■ **What is expected**
Scan the lines and state how many carry "causes". Leave out everything but the number.

---------- Listed entries

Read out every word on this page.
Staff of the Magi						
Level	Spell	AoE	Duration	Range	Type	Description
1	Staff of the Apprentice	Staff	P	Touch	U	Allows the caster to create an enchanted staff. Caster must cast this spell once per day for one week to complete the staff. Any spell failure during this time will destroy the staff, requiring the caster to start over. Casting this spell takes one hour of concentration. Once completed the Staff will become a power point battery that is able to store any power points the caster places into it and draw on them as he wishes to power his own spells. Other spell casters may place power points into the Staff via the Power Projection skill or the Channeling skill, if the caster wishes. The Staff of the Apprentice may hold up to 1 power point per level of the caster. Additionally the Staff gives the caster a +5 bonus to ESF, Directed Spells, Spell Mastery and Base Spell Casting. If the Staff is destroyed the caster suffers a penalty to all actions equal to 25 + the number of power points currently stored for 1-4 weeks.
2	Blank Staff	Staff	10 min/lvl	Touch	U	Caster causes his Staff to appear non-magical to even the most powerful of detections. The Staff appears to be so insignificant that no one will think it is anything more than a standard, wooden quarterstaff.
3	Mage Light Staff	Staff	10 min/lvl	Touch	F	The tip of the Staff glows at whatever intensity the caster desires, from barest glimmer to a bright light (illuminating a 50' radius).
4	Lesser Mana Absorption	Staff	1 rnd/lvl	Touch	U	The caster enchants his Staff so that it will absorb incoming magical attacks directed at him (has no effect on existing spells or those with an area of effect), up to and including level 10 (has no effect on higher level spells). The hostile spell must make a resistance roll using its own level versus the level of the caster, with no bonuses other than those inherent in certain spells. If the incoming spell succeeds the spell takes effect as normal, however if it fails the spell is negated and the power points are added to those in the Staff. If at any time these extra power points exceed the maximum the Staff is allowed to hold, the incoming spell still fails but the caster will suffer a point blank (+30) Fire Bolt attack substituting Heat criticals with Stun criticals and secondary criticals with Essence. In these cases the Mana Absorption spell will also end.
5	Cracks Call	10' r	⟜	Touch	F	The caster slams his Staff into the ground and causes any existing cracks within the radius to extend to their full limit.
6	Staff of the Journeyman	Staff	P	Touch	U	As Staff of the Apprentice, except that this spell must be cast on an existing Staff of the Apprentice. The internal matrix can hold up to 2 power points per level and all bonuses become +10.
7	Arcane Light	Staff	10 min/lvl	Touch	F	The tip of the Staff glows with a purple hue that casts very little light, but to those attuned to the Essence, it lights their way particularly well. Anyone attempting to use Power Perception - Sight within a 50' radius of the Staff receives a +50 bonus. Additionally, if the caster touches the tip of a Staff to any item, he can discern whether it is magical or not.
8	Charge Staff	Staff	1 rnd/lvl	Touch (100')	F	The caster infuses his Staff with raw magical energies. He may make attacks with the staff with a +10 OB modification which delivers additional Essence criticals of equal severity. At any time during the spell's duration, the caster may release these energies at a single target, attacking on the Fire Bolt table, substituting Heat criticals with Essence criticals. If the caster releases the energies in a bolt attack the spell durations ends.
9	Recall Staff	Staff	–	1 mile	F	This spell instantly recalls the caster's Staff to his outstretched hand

--------------------

■ **Correct answer**
2